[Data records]

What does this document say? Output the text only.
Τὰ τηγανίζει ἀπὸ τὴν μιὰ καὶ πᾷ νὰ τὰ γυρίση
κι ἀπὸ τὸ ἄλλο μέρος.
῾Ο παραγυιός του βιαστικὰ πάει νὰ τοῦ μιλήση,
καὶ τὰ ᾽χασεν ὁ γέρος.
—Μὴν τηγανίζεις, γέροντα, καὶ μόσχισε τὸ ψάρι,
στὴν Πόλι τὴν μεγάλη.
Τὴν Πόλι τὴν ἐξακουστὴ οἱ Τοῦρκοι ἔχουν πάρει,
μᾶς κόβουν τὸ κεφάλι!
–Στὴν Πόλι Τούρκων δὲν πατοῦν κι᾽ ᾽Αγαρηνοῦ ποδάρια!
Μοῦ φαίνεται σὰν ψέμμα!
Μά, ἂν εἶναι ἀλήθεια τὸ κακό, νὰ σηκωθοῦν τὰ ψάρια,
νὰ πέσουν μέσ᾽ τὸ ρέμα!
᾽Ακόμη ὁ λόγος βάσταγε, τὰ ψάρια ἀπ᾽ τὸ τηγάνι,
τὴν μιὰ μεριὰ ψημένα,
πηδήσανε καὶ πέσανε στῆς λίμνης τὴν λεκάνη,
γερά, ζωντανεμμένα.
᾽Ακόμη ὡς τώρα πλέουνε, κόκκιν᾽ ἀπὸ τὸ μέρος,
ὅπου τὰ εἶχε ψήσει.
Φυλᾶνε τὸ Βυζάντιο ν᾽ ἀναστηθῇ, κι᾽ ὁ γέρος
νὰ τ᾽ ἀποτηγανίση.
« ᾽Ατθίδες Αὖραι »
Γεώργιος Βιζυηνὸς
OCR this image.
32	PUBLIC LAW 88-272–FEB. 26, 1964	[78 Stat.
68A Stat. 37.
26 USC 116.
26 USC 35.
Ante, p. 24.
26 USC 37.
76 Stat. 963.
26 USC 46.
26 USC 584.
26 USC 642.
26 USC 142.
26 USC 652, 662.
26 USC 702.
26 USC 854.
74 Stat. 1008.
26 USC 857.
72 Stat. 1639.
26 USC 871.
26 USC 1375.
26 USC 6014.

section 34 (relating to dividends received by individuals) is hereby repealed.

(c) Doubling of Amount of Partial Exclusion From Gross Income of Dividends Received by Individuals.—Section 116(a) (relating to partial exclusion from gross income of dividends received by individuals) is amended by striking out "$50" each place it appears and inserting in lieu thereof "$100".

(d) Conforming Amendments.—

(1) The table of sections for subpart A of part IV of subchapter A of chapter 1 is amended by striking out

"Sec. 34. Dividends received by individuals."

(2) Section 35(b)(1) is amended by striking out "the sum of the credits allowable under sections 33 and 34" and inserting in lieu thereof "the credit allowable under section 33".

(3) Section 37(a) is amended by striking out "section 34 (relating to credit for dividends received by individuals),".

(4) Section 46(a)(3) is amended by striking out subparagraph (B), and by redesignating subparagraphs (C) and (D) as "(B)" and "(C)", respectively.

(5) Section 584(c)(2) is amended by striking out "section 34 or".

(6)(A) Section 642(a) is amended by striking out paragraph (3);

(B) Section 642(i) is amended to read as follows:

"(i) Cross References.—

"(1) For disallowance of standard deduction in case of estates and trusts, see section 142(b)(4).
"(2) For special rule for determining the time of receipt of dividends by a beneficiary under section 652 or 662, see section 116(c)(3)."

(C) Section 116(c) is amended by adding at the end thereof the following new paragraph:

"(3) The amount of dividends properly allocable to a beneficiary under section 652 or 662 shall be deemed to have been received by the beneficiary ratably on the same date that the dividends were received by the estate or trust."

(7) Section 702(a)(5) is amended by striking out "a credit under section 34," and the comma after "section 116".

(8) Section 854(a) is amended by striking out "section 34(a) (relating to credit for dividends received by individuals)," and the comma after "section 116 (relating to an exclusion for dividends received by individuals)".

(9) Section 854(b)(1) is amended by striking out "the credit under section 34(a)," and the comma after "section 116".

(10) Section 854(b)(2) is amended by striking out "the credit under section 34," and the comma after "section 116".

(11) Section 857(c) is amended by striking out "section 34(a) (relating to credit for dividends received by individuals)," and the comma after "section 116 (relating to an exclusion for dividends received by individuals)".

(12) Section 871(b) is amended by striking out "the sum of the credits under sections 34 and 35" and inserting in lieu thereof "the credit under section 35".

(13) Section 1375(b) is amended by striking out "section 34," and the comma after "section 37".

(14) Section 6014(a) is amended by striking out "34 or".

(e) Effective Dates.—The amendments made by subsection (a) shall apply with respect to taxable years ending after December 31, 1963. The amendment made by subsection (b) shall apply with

**WHAT IS EXPECTED**:
Among the lines above, count those containing the word "shall" and give nothing but the result.

**RESPONSE**:
2